• [DESCRIPTION OF THE TASK]:
Each entry needs to be restated exactly as written.

Structured figure records:
# # #
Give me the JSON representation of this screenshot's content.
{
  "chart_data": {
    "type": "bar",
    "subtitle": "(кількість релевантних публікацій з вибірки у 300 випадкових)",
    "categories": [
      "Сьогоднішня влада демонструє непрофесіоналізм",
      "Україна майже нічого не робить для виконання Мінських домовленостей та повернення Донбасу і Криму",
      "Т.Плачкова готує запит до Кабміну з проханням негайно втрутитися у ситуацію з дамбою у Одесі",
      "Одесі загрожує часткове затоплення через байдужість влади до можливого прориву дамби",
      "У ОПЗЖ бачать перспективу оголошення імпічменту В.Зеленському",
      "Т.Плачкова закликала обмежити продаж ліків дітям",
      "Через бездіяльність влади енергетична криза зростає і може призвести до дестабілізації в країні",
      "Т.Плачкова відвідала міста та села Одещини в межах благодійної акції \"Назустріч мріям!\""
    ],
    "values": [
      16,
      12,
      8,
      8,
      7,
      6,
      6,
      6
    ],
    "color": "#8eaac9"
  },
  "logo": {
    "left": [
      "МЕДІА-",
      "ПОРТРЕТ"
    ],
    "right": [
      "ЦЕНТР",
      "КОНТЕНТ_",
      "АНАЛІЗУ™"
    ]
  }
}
# # #
• [OUTPUT FOR THIS EXERCISE]:
Give me the JSON representation of this screenshot's content.
{
  "chart_data": {
    "type": "bar",
    "subtitle": "(кількість релевантних публікацій з вибірки у 300 випадкових)",
    "categories": [
      "Сьогоднішня влада демонструє непрофесіоналізм",
      "Україна майже нічого не робить для виконання Мінських домовленостей та повернення Донбасу і Криму",
      "Т.Плачкова готує запит до Кабміну з проханням негайно втрутитися у ситуацію з дамбою у Одесі",
      "Одесі загрожує часткове затоплення через байдужість влади до можливого прориву дамби",
      "У ОПЗЖ бачать перспективу оголошення імпічменту В.Зеленському",
      "Т.Плачкова закликала обмежити продаж ліків дітям",
      "Через бездіяльність влади енергетична криза зростає і може призвести до дестабілізації в країні",
      "Т.Плачкова відвідала міста та села Одещини в межах благодійної акції \"Назустріч мріям!\""
    ],
    "values": [
      16,
      12,
      8,
      8,
      7,
      6,
      6,
      6
    ],
    "color": "#8eaac9"
  },
  "logo": {
    "left": [
      "МЕДІА-",
      "ПОРТРЕТ"
    ],
    "right": [
      "ЦЕНТР",
      "КОНТЕНТ_",
      "АНАЛІЗУ™"
    ]
  }
}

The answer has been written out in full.